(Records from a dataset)

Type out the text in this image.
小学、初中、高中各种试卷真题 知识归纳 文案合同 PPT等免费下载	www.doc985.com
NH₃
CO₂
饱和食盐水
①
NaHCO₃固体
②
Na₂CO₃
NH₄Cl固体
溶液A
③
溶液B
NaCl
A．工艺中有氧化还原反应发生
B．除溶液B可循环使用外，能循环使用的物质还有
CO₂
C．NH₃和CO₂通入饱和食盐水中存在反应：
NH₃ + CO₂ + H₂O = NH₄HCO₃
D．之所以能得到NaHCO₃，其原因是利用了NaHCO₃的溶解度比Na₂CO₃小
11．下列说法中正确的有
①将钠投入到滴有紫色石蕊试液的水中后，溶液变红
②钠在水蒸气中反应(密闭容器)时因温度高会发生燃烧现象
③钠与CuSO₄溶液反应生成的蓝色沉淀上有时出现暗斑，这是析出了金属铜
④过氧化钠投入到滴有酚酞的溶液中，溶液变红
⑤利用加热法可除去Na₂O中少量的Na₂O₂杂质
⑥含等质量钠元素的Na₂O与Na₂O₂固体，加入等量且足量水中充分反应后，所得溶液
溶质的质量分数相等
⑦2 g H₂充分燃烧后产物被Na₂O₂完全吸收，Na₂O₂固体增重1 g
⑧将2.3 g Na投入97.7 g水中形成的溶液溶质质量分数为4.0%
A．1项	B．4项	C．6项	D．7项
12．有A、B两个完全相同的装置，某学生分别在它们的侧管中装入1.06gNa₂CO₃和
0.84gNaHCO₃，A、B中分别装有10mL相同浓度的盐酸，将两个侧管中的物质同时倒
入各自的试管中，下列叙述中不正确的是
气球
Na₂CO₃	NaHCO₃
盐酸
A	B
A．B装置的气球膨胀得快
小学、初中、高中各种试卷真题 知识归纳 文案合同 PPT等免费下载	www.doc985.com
...
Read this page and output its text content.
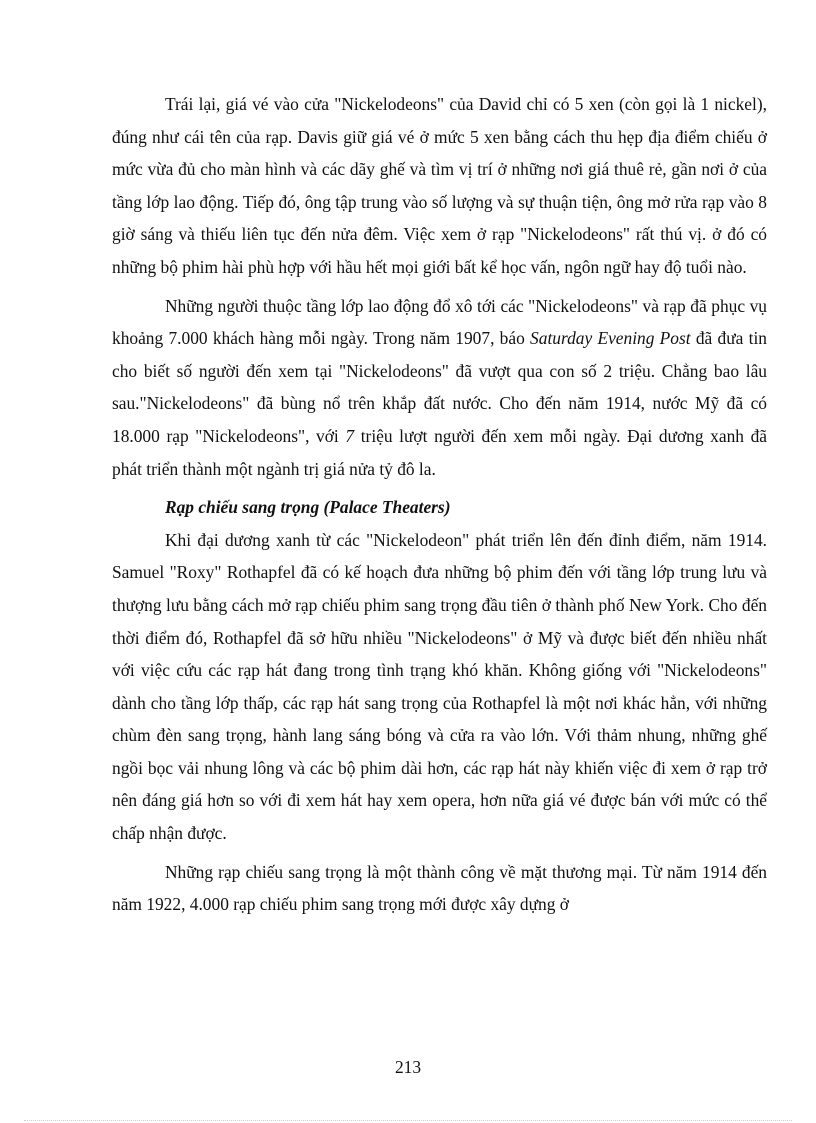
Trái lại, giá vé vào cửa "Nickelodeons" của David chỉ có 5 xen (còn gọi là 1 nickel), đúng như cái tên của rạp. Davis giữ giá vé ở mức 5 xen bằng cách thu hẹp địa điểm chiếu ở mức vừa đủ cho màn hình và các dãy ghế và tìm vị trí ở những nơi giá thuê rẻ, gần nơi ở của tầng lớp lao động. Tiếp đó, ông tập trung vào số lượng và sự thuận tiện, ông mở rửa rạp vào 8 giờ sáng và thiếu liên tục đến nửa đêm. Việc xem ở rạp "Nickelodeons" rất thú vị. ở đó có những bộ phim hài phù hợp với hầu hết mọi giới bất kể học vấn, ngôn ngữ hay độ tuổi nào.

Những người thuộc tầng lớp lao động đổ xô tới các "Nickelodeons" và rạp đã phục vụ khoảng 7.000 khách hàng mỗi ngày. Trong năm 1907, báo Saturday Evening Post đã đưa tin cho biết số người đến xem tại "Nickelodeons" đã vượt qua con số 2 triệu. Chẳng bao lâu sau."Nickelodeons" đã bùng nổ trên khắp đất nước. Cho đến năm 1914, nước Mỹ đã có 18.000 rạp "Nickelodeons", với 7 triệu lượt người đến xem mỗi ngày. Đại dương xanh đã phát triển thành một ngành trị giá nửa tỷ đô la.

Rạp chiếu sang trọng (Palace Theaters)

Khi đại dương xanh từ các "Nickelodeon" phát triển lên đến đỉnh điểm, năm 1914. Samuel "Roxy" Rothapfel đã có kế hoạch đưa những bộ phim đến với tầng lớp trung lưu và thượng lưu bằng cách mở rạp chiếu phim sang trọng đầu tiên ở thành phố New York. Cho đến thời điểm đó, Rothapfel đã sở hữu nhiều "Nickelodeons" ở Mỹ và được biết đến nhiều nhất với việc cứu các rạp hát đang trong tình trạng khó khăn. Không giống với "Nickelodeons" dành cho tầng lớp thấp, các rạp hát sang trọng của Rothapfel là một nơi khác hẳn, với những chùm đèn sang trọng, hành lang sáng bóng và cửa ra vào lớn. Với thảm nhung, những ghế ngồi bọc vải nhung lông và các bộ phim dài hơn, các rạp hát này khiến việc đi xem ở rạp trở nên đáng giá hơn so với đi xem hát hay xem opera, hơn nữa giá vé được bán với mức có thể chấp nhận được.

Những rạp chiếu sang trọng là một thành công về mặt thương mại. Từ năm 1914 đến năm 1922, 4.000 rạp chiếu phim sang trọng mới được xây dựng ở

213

(INSTRUCTIONS FOR THE TASK) Leave out every line without the string "this" and copy the rest.

(COMPLETED EXERCISE)
Type out the text in this image.
Read this page and output its text content.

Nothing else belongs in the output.